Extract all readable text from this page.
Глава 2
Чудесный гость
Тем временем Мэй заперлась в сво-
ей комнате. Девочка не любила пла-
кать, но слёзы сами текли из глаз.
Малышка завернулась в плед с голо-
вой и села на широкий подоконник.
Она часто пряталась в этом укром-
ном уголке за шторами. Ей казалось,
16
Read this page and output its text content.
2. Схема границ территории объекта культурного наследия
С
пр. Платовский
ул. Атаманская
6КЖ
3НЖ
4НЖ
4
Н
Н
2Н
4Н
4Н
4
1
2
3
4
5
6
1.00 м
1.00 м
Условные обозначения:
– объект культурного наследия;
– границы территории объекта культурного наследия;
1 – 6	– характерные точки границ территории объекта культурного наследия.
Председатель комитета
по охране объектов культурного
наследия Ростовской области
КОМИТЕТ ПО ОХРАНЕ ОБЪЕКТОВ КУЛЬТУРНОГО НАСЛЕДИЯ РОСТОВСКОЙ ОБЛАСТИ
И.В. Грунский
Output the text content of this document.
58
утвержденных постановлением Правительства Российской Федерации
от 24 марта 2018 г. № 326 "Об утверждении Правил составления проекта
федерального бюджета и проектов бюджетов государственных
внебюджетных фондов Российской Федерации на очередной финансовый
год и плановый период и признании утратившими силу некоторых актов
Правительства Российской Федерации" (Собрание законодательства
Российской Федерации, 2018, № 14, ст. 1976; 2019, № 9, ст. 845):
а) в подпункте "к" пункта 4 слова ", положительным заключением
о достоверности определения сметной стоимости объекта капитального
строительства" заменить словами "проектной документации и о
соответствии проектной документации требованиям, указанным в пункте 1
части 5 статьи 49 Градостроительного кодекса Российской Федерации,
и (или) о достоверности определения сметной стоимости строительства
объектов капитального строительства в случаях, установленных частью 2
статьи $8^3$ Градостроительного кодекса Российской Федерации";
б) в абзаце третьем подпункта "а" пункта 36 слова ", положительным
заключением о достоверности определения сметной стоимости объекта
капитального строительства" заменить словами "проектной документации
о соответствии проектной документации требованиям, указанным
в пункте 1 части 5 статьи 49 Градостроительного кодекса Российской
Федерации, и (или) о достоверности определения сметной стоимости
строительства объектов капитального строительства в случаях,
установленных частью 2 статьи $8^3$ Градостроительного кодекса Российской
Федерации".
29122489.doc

____________________

SET EXERCISE
Restate the whole listing exactly, leaving out nothing.

IN RESPONSE
Extract all readable text from this page.
Глава 2
Чудесный гость
Тем временем Мэй заперлась в сво-
ей комнате. Девочка не любила пла-
кать, но слёзы сами текли из глаз.
Малышка завернулась в плед с голо-
вой и села на широкий подоконник.
Она часто пряталась в этом укром-
ном уголке за шторами. Ей казалось,
16
Read this page and output its text content.
2. Схема границ территории объекта культурного наследия
С
пр. Платовский
ул. Атаманская
6КЖ
3НЖ
4НЖ
4
Н
Н
2Н
4Н
4Н
4
1
2
3
4
5
6
1.00 м
1.00 м
Условные обозначения:
– объект культурного наследия;
– границы территории объекта культурного наследия;
1 – 6	– характерные точки границ территории объекта культурного наследия.
Председатель комитета
по охране объектов культурного
наследия Ростовской области
КОМИТЕТ ПО ОХРАНЕ ОБЪЕКТОВ КУЛЬТУРНОГО НАСЛЕДИЯ РОСТОВСКОЙ ОБЛАСТИ
И.В. Грунский
Output the text content of this document.
58
утвержденных постановлением Правительства Российской Федерации
от 24 марта 2018 г. № 326 "Об утверждении Правил составления проекта
федерального бюджета и проектов бюджетов государственных
внебюджетных фондов Российской Федерации на очередной финансовый
год и плановый период и признании утратившими силу некоторых актов
Правительства Российской Федерации" (Собрание законодательства
Российской Федерации, 2018, № 14, ст. 1976; 2019, № 9, ст. 845):
а) в подпункте "к" пункта 4 слова ", положительным заключением
о достоверности определения сметной стоимости объекта капитального
строительства" заменить словами "проектной документации и о
соответствии проектной документации требованиям, указанным в пункте 1
части 5 статьи 49 Градостроительного кодекса Российской Федерации,
и (или) о достоверности определения сметной стоимости строительства
объектов капитального строительства в случаях, установленных частью 2
статьи $8^3$ Градостроительного кодекса Российской Федерации";
б) в абзаце третьем подпункта "а" пункта 36 слова ", положительным
заключением о достоверности определения сметной стоимости объекта
капитального строительства" заменить словами "проектной документации
о соответствии проектной документации требованиям, указанным
в пункте 1 части 5 статьи 49 Градостроительного кодекса Российской
Федерации, и (или) о достоверности определения сметной стоимости
строительства объектов капитального строительства в случаях,
установленных частью 2 статьи $8^3$ Градостроительного кодекса Российской
Федерации".
29122489.doc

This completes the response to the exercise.